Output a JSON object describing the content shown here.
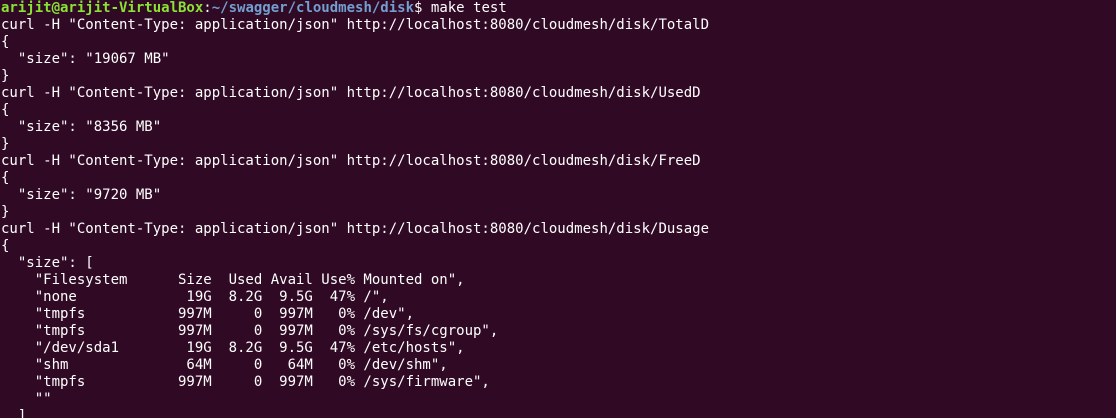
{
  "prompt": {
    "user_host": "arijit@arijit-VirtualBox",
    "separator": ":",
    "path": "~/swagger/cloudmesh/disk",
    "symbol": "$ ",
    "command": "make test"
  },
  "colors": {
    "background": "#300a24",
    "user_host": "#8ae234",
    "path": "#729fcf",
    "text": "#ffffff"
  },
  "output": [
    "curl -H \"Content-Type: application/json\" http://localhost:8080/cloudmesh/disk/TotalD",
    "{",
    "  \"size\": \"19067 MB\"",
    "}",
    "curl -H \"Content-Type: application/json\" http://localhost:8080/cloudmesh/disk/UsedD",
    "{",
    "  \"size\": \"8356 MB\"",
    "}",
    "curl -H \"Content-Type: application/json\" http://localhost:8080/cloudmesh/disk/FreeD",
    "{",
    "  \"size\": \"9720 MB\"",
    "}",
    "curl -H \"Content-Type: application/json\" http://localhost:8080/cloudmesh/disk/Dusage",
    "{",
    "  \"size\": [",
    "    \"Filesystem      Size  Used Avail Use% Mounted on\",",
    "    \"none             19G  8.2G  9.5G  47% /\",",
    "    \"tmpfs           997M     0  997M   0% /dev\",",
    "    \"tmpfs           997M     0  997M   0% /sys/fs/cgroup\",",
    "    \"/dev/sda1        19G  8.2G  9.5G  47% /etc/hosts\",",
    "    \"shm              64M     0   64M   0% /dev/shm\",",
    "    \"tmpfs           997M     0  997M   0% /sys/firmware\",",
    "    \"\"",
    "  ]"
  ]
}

::::::

__Goal of the exercise__
Only a number is wanted: how many lines contain the word "tmpfs"?

__Written response__
3